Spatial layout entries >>
%%
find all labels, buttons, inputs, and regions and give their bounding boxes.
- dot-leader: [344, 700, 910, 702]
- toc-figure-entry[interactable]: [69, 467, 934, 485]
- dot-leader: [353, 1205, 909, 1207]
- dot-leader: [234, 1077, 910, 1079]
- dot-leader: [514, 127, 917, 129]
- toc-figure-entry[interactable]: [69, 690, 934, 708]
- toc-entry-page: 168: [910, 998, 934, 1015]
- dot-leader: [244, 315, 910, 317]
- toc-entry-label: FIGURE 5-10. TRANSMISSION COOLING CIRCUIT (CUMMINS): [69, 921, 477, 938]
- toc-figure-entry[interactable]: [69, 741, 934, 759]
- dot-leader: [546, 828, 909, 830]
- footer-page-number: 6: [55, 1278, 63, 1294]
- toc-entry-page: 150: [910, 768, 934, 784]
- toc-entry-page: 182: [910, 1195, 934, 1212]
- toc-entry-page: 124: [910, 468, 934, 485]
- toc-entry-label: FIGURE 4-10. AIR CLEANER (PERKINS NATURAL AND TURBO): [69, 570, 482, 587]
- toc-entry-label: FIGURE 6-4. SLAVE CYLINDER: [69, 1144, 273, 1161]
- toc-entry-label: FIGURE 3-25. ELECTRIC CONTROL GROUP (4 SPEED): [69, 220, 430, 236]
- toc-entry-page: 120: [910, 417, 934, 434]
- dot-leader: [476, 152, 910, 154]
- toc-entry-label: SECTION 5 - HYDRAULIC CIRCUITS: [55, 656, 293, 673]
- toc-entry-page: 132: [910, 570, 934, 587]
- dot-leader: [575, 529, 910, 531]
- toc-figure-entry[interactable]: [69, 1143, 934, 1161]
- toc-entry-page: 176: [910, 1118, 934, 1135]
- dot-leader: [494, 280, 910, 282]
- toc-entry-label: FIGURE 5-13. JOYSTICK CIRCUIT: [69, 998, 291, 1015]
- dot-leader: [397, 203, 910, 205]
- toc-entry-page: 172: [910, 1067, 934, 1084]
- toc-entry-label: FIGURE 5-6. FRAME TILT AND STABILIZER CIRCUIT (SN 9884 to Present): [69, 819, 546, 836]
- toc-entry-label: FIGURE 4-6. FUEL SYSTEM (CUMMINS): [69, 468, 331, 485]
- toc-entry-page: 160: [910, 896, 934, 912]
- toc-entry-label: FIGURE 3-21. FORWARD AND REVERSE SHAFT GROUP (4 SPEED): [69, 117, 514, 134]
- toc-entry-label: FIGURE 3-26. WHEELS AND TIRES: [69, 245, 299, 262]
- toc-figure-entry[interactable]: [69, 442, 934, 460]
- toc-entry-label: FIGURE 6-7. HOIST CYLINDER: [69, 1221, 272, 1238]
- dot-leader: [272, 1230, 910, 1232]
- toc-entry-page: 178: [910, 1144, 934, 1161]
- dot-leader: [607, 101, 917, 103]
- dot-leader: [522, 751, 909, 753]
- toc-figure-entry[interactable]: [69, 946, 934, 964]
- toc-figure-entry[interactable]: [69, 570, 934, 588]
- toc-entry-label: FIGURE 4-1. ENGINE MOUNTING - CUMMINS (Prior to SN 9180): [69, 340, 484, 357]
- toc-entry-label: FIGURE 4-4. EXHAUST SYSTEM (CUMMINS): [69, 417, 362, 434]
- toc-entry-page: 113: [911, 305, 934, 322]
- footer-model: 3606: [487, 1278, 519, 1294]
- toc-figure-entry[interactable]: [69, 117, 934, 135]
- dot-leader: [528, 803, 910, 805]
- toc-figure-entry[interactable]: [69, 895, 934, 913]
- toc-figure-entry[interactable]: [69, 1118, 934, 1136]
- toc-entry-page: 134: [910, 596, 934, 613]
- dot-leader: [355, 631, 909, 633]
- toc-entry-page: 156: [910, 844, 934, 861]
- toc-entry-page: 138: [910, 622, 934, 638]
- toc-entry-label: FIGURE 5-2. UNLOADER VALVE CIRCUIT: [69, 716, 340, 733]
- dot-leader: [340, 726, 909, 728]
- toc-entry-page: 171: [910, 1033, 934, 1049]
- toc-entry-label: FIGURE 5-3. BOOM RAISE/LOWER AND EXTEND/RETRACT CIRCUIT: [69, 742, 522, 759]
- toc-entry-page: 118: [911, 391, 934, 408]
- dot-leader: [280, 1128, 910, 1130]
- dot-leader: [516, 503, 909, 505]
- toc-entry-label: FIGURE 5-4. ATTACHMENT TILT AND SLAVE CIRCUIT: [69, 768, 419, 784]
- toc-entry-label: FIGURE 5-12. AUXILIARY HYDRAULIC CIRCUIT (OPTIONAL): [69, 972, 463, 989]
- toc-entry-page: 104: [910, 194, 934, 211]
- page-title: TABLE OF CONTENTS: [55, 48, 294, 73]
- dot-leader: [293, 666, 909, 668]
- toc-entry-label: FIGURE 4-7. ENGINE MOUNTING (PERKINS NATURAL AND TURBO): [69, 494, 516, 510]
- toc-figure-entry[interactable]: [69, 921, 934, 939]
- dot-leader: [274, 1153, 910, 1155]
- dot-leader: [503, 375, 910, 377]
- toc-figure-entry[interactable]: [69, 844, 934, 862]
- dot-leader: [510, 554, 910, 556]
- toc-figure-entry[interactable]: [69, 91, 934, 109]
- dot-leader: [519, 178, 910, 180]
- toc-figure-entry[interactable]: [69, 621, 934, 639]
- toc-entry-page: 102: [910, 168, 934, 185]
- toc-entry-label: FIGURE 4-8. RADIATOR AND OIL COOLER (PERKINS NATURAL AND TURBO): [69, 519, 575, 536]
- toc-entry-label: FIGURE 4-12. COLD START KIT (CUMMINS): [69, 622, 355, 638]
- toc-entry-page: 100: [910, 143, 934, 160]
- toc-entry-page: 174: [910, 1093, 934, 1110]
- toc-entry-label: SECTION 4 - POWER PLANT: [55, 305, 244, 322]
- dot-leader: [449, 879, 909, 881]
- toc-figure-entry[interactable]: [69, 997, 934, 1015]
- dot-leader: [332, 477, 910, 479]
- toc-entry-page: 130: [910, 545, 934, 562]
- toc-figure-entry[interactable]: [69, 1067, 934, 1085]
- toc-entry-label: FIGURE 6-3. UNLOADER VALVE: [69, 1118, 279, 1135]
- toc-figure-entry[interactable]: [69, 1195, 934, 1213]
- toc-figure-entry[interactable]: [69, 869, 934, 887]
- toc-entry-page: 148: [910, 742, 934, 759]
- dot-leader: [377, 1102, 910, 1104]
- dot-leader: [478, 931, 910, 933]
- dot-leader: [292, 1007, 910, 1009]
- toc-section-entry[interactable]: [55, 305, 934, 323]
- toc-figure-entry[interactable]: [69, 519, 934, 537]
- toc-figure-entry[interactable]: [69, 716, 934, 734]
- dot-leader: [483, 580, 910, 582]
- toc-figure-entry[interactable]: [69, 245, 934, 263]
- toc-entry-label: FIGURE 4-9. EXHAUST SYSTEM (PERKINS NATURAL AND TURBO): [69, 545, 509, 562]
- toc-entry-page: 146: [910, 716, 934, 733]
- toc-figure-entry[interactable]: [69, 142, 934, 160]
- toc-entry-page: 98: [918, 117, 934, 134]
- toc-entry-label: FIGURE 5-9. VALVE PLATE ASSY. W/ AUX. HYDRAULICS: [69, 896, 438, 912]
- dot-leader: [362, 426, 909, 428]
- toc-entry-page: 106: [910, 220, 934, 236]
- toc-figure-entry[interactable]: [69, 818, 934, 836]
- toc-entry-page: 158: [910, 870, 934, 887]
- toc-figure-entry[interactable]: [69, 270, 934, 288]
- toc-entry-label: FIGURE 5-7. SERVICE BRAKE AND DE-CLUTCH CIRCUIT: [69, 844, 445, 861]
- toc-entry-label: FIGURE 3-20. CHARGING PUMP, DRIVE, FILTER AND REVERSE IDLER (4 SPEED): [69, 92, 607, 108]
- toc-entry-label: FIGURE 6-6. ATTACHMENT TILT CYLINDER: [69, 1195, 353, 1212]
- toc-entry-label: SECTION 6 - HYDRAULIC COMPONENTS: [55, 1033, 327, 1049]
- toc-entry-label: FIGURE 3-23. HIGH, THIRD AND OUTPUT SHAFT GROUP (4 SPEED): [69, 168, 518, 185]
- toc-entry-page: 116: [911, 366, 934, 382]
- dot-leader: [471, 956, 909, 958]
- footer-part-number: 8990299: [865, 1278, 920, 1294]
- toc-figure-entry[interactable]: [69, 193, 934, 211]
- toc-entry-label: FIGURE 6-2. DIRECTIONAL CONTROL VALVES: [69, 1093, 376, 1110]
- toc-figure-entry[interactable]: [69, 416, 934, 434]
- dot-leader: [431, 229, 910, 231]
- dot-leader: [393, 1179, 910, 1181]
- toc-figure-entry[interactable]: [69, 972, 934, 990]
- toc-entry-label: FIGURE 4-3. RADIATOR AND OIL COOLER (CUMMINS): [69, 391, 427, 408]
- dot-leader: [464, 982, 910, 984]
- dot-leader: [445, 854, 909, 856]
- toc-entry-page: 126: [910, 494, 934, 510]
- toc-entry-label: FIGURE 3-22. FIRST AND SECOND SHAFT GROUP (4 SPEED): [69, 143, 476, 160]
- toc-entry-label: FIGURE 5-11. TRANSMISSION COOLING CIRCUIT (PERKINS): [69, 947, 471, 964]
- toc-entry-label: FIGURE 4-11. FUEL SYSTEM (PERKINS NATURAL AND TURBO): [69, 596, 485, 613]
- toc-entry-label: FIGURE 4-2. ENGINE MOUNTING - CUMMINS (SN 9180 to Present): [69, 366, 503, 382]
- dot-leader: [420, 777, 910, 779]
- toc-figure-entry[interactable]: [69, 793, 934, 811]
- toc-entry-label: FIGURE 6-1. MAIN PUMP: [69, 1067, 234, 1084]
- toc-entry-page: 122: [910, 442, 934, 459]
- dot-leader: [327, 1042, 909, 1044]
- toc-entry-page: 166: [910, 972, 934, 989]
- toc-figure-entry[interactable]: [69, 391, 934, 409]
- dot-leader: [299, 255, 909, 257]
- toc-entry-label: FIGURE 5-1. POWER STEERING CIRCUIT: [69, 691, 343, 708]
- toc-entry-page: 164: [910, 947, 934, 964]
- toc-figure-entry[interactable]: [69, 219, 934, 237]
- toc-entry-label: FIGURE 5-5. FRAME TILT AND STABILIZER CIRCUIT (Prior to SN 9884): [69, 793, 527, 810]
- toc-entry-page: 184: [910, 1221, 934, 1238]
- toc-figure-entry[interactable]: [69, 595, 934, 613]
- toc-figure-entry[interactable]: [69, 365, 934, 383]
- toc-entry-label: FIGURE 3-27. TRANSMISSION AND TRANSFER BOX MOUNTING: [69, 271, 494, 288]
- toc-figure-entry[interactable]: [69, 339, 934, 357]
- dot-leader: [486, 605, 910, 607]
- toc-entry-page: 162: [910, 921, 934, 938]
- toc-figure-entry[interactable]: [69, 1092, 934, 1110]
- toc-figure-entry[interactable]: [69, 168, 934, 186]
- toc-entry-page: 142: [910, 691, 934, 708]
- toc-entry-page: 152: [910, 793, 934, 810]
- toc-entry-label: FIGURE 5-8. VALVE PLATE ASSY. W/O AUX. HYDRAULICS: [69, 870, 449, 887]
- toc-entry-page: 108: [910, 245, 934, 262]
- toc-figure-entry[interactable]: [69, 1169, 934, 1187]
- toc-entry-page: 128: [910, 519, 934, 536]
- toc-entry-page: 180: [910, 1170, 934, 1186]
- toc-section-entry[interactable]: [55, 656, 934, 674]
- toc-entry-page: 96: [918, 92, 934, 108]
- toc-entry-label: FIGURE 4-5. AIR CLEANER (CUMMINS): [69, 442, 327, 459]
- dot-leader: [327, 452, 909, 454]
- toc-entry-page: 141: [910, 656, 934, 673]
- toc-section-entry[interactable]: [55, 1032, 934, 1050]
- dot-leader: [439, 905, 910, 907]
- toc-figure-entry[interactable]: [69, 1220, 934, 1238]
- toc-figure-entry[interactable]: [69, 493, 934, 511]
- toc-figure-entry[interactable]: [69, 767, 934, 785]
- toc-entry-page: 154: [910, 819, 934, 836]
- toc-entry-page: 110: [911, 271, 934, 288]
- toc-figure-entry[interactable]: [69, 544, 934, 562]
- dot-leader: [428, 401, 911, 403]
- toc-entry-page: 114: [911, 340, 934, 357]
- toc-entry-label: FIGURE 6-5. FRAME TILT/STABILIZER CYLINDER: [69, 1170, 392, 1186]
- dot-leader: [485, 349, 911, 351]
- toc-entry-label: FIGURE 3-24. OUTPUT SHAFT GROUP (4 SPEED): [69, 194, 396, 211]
%%
%%
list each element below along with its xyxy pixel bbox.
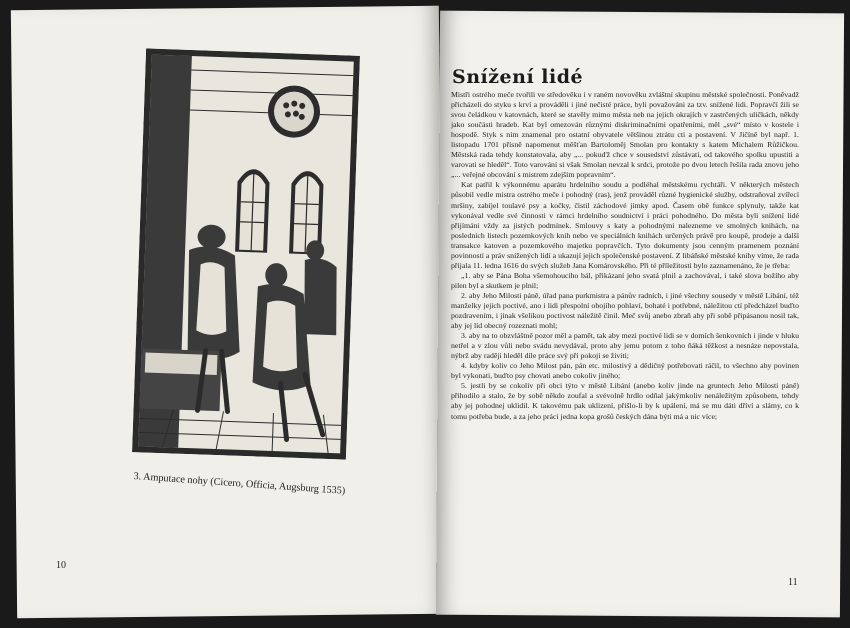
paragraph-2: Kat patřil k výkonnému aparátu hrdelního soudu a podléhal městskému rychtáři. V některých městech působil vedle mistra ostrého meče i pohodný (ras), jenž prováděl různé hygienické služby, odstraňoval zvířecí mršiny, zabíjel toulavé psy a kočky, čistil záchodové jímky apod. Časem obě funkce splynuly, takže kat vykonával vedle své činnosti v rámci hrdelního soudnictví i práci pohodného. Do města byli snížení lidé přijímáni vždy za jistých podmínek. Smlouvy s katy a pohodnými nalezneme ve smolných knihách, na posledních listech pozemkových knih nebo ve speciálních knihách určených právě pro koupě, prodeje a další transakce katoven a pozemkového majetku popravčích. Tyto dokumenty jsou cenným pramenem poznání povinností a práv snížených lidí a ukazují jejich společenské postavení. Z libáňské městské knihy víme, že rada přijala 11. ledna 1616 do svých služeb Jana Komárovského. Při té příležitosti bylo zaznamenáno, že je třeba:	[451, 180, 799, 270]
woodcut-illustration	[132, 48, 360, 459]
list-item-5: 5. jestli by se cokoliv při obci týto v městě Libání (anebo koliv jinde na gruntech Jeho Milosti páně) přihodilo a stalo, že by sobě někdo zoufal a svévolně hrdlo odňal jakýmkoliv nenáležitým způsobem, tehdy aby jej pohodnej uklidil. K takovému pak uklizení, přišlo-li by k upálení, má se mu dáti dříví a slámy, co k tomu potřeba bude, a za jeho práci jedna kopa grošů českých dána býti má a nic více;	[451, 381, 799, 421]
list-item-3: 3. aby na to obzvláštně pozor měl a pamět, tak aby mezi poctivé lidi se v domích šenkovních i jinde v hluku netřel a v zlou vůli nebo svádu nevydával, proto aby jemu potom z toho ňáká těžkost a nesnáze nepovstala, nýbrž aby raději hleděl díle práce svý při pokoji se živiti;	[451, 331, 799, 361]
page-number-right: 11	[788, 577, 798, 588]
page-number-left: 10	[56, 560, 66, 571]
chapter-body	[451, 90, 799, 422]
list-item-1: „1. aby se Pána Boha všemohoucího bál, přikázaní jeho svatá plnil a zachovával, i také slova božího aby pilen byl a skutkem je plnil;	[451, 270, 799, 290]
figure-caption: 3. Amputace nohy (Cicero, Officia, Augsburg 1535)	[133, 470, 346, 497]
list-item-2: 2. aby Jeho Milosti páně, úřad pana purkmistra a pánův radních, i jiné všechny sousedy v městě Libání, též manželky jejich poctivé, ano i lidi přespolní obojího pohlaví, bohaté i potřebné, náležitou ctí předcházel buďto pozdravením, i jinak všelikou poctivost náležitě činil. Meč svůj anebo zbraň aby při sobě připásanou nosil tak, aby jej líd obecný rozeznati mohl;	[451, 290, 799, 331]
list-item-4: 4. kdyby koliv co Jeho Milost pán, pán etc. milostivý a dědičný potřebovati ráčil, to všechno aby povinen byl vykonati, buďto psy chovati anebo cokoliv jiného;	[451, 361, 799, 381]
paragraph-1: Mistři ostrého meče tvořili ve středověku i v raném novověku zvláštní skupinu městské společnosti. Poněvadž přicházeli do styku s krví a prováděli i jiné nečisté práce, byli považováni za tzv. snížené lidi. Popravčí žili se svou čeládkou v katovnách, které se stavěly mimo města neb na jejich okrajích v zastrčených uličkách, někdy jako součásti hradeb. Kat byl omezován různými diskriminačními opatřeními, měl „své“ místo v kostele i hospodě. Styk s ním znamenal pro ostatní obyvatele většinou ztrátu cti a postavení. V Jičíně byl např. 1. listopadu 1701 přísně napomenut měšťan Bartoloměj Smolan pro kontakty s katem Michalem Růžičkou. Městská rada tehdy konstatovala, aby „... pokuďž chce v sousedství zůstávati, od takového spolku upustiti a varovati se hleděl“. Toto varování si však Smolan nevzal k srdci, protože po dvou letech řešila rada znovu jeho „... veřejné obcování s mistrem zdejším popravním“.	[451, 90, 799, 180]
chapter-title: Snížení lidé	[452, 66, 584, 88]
%%
Task directions >>
Copy out, unchanged, the lines of the records that start with the line containing "find all labels, buttons, inputs, and" and end with the line containing "- toc-entry-label: FIGURE 6-4.", including both.

Written solution >>
find all labels, buttons, inputs, and regions and give their bounding boxes.
- dot-leader: [344, 700, 910, 702]
- toc-figure-entry[interactable]: [69, 467, 934, 485]
- dot-leader: [353, 1205, 909, 1207]
- dot-leader: [234, 1077, 910, 1079]
- dot-leader: [514, 127, 917, 129]
- toc-figure-entry[interactable]: [69, 690, 934, 708]
- toc-entry-page: 168: [910, 998, 934, 1015]
- dot-leader: [244, 315, 910, 317]
- toc-entry-label: FIGURE 5-10. TRANSMISSION COOLING CIRCUIT (CUMMINS): [69, 921, 477, 938]
- toc-figure-entry[interactable]: [69, 741, 934, 759]
- dot-leader: [546, 828, 909, 830]
- footer-page-number: 6: [55, 1278, 63, 1294]
- toc-entry-page: 150: [910, 768, 934, 784]
- toc-entry-page: 182: [910, 1195, 934, 1212]
- toc-entry-page: 124: [910, 468, 934, 485]
- toc-entry-label: FIGURE 4-10. AIR CLEANER (PERKINS NATURAL AND TURBO): [69, 570, 482, 587]
- toc-entry-label: FIGURE 6-4. SLAVE CYLINDER: [69, 1144, 273, 1161]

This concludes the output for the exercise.